Work to be completed> Reproduce the material in full, unchanged.

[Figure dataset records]
..............................

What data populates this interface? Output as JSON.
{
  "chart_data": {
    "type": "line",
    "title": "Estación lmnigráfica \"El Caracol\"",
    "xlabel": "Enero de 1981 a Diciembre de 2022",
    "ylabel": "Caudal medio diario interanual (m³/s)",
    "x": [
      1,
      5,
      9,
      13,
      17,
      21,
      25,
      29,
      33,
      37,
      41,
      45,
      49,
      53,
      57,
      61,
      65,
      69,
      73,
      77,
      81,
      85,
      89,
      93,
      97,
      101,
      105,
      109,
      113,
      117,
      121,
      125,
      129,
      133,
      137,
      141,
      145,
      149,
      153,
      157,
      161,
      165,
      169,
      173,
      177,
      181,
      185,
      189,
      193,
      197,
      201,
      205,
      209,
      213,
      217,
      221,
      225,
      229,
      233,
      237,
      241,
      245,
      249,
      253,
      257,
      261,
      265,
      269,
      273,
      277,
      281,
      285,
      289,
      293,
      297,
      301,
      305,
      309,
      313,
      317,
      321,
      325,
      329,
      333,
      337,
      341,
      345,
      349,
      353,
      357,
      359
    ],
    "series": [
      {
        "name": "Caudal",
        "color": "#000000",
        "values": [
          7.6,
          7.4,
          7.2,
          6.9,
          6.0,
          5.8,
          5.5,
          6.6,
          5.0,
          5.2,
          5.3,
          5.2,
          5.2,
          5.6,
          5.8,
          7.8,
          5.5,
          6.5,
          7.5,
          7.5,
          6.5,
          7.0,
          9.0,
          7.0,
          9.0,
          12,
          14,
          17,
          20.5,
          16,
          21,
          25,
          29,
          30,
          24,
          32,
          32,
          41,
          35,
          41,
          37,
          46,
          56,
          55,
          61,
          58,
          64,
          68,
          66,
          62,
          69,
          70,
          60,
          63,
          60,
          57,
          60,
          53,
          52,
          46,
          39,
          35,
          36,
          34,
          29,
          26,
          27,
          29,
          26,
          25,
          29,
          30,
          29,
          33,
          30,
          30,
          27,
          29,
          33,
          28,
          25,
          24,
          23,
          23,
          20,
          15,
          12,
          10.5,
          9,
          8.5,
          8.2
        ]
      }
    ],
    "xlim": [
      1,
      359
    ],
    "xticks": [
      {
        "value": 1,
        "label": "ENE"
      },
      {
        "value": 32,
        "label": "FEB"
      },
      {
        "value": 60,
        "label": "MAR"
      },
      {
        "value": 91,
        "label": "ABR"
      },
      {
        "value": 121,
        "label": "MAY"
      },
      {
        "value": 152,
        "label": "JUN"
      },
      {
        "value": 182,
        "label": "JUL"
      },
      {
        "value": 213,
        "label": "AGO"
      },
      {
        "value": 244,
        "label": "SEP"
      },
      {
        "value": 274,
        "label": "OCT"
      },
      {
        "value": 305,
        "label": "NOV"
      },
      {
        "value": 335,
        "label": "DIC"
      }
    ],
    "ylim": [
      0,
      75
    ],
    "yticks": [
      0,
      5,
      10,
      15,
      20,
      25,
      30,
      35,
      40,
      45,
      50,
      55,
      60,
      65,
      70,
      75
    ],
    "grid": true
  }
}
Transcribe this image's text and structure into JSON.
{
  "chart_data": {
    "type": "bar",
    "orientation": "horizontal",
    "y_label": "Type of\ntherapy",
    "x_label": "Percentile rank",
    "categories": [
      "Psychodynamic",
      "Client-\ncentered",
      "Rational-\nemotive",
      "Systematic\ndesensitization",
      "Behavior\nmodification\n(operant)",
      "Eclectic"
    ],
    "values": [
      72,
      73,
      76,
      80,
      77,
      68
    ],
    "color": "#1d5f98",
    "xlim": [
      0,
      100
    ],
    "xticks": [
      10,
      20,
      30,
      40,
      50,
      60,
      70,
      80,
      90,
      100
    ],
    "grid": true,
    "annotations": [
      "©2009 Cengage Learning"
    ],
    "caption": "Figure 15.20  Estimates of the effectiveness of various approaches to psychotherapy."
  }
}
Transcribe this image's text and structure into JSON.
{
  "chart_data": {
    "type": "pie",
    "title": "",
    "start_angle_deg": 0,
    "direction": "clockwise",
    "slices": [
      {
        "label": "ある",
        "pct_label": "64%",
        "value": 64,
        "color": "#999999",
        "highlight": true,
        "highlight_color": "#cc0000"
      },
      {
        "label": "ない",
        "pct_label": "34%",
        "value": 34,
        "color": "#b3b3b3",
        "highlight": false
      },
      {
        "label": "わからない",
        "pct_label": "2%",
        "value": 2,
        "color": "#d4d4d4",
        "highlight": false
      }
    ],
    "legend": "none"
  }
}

..............................

Finished task>
What data populates this interface? Output as JSON.
{
  "chart_data": {
    "type": "line",
    "title": "Estación lmnigráfica \"El Caracol\"",
    "xlabel": "Enero de 1981 a Diciembre de 2022",
    "ylabel": "Caudal medio diario interanual (m³/s)",
    "x": [
      1,
      5,
      9,
      13,
      17,
      21,
      25,
      29,
      33,
      37,
      41,
      45,
      49,
      53,
      57,
      61,
      65,
      69,
      73,
      77,
      81,
      85,
      89,
      93,
      97,
      101,
      105,
      109,
      113,
      117,
      121,
      125,
      129,
      133,
      137,
      141,
      145,
      149,
      153,
      157,
      161,
      165,
      169,
      173,
      177,
      181,
      185,
      189,
      193,
      197,
      201,
      205,
      209,
      213,
      217,
      221,
      225,
      229,
      233,
      237,
      241,
      245,
      249,
      253,
      257,
      261,
      265,
      269,
      273,
      277,
      281,
      285,
      289,
      293,
      297,
      301,
      305,
      309,
      313,
      317,
      321,
      325,
      329,
      333,
      337,
      341,
      345,
      349,
      353,
      357,
      359
    ],
    "series": [
      {
        "name": "Caudal",
        "color": "#000000",
        "values": [
          7.6,
          7.4,
          7.2,
          6.9,
          6.0,
          5.8,
          5.5,
          6.6,
          5.0,
          5.2,
          5.3,
          5.2,
          5.2,
          5.6,
          5.8,
          7.8,
          5.5,
          6.5,
          7.5,
          7.5,
          6.5,
          7.0,
          9.0,
          7.0,
          9.0,
          12,
          14,
          17,
          20.5,
          16,
          21,
          25,
          29,
          30,
          24,
          32,
          32,
          41,
          35,
          41,
          37,
          46,
          56,
          55,
          61,
          58,
          64,
          68,
          66,
          62,
          69,
          70,
          60,
          63,
          60,
          57,
          60,
          53,
          52,
          46,
          39,
          35,
          36,
          34,
          29,
          26,
          27,
          29,
          26,
          25,
          29,
          30,
          29,
          33,
          30,
          30,
          27,
          29,
          33,
          28,
          25,
          24,
          23,
          23,
          20,
          15,
          12,
          10.5,
          9,
          8.5,
          8.2
        ]
      }
    ],
    "xlim": [
      1,
      359
    ],
    "xticks": [
      {
        "value": 1,
        "label": "ENE"
      },
      {
        "value": 32,
        "label": "FEB"
      },
      {
        "value": 60,
        "label": "MAR"
      },
      {
        "value": 91,
        "label": "ABR"
      },
      {
        "value": 121,
        "label": "MAY"
      },
      {
        "value": 152,
        "label": "JUN"
      },
      {
        "value": 182,
        "label": "JUL"
      },
      {
        "value": 213,
        "label": "AGO"
      },
      {
        "value": 244,
        "label": "SEP"
      },
      {
        "value": 274,
        "label": "OCT"
      },
      {
        "value": 305,
        "label": "NOV"
      },
      {
        "value": 335,
        "label": "DIC"
      }
    ],
    "ylim": [
      0,
      75
    ],
    "yticks": [
      0,
      5,
      10,
      15,
      20,
      25,
      30,
      35,
      40,
      45,
      50,
      55,
      60,
      65,
      70,
      75
    ],
    "grid": true
  }
}
Transcribe this image's text and structure into JSON.
{
  "chart_data": {
    "type": "bar",
    "orientation": "horizontal",
    "y_label": "Type of\ntherapy",
    "x_label": "Percentile rank",
    "categories": [
      "Psychodynamic",
      "Client-\ncentered",
      "Rational-\nemotive",
      "Systematic\ndesensitization",
      "Behavior\nmodification\n(operant)",
      "Eclectic"
    ],
    "values": [
      72,
      73,
      76,
      80,
      77,
      68
    ],
    "color": "#1d5f98",
    "xlim": [
      0,
      100
    ],
    "xticks": [
      10,
      20,
      30,
      40,
      50,
      60,
      70,
      80,
      90,
      100
    ],
    "grid": true,
    "annotations": [
      "©2009 Cengage Learning"
    ],
    "caption": "Figure 15.20  Estimates of the effectiveness of various approaches to psychotherapy."
  }
}
Transcribe this image's text and structure into JSON.
{
  "chart_data": {
    "type": "pie",
    "title": "",
    "start_angle_deg": 0,
    "direction": "clockwise",
    "slices": [
      {
        "label": "ある",
        "pct_label": "64%",
        "value": 64,
        "color": "#999999",
        "highlight": true,
        "highlight_color": "#cc0000"
      },
      {
        "label": "ない",
        "pct_label": "34%",
        "value": 34,
        "color": "#b3b3b3",
        "highlight": false
      },
      {
        "label": "わからない",
        "pct_label": "2%",
        "value": 2,
        "color": "#d4d4d4",
        "highlight": false
      }
    ],
    "legend": "none"
  }
}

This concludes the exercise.